**What this task involves:** Below is a set of records; print all of them exactly as written.

**Input records:**
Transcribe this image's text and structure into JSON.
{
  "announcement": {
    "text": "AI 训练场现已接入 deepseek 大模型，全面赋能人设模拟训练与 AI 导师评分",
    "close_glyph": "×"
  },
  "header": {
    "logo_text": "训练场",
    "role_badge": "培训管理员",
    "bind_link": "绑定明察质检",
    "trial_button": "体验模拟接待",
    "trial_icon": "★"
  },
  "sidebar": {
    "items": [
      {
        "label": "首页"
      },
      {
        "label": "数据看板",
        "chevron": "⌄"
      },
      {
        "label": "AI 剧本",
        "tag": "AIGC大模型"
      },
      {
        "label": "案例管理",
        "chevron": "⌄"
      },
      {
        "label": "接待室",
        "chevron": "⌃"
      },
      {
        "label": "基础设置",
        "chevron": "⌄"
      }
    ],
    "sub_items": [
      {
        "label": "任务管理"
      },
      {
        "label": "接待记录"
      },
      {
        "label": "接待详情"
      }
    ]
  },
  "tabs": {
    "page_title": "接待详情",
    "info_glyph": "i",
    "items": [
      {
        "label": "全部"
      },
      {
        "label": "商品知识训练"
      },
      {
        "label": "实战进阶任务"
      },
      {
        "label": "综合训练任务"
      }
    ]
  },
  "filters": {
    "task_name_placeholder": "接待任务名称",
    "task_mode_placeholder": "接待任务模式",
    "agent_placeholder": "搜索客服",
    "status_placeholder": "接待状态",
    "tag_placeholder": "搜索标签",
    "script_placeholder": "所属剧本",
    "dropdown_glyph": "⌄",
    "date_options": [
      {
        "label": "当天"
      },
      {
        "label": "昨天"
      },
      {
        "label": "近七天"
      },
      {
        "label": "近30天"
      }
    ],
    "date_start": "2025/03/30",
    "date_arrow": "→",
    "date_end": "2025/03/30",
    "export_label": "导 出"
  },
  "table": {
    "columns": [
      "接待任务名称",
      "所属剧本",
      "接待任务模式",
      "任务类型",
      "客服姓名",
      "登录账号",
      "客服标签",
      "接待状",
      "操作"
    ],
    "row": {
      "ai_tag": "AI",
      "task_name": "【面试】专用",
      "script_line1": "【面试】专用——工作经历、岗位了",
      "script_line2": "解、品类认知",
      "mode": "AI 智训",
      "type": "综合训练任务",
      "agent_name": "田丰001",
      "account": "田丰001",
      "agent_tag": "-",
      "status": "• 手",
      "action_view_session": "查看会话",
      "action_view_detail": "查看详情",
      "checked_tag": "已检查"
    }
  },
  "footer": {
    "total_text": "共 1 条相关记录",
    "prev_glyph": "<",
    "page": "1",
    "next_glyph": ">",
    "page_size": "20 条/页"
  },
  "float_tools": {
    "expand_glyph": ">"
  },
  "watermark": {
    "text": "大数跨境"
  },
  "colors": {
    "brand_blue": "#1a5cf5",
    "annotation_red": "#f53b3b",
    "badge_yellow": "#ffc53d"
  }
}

**Reply:**
Transcribe this image's text and structure into JSON.
{
  "announcement": {
    "text": "AI 训练场现已接入 deepseek 大模型，全面赋能人设模拟训练与 AI 导师评分",
    "close_glyph": "×"
  },
  "header": {
    "logo_text": "训练场",
    "role_badge": "培训管理员",
    "bind_link": "绑定明察质检",
    "trial_button": "体验模拟接待",
    "trial_icon": "★"
  },
  "sidebar": {
    "items": [
      {
        "label": "首页"
      },
      {
        "label": "数据看板",
        "chevron": "⌄"
      },
      {
        "label": "AI 剧本",
        "tag": "AIGC大模型"
      },
      {
        "label": "案例管理",
        "chevron": "⌄"
      },
      {
        "label": "接待室",
        "chevron": "⌃"
      },
      {
        "label": "基础设置",
        "chevron": "⌄"
      }
    ],
    "sub_items": [
      {
        "label": "任务管理"
      },
      {
        "label": "接待记录"
      },
      {
        "label": "接待详情"
      }
    ]
  },
  "tabs": {
    "page_title": "接待详情",
    "info_glyph": "i",
    "items": [
      {
        "label": "全部"
      },
      {
        "label": "商品知识训练"
      },
      {
        "label": "实战进阶任务"
      },
      {
        "label": "综合训练任务"
      }
    ]
  },
  "filters": {
    "task_name_placeholder": "接待任务名称",
    "task_mode_placeholder": "接待任务模式",
    "agent_placeholder": "搜索客服",
    "status_placeholder": "接待状态",
    "tag_placeholder": "搜索标签",
    "script_placeholder": "所属剧本",
    "dropdown_glyph": "⌄",
    "date_options": [
      {
        "label": "当天"
      },
      {
        "label": "昨天"
      },
      {
        "label": "近七天"
      },
      {
        "label": "近30天"
      }
    ],
    "date_start": "2025/03/30",
    "date_arrow": "→",
    "date_end": "2025/03/30",
    "export_label": "导 出"
  },
  "table": {
    "columns": [
      "接待任务名称",
      "所属剧本",
      "接待任务模式",
      "任务类型",
      "客服姓名",
      "登录账号",
      "客服标签",
      "接待状",
      "操作"
    ],
    "row": {
      "ai_tag": "AI",
      "task_name": "【面试】专用",
      "script_line1": "【面试】专用——工作经历、岗位了",
      "script_line2": "解、品类认知",
      "mode": "AI 智训",
      "type": "综合训练任务",
      "agent_name": "田丰001",
      "account": "田丰001",
      "agent_tag": "-",
      "status": "• 手",
      "action_view_session": "查看会话",
      "action_view_detail": "查看详情",
      "checked_tag": "已检查"
    }
  },
  "footer": {
    "total_text": "共 1 条相关记录",
    "prev_glyph": "<",
    "page": "1",
    "next_glyph": ">",
    "page_size": "20 条/页"
  },
  "float_tools": {
    "expand_glyph": ">"
  },
  "watermark": {
    "text": "大数跨境"
  },
  "colors": {
    "brand_blue": "#1a5cf5",
    "annotation_red": "#f53b3b",
    "badge_yellow": "#ffc53d"
  }
}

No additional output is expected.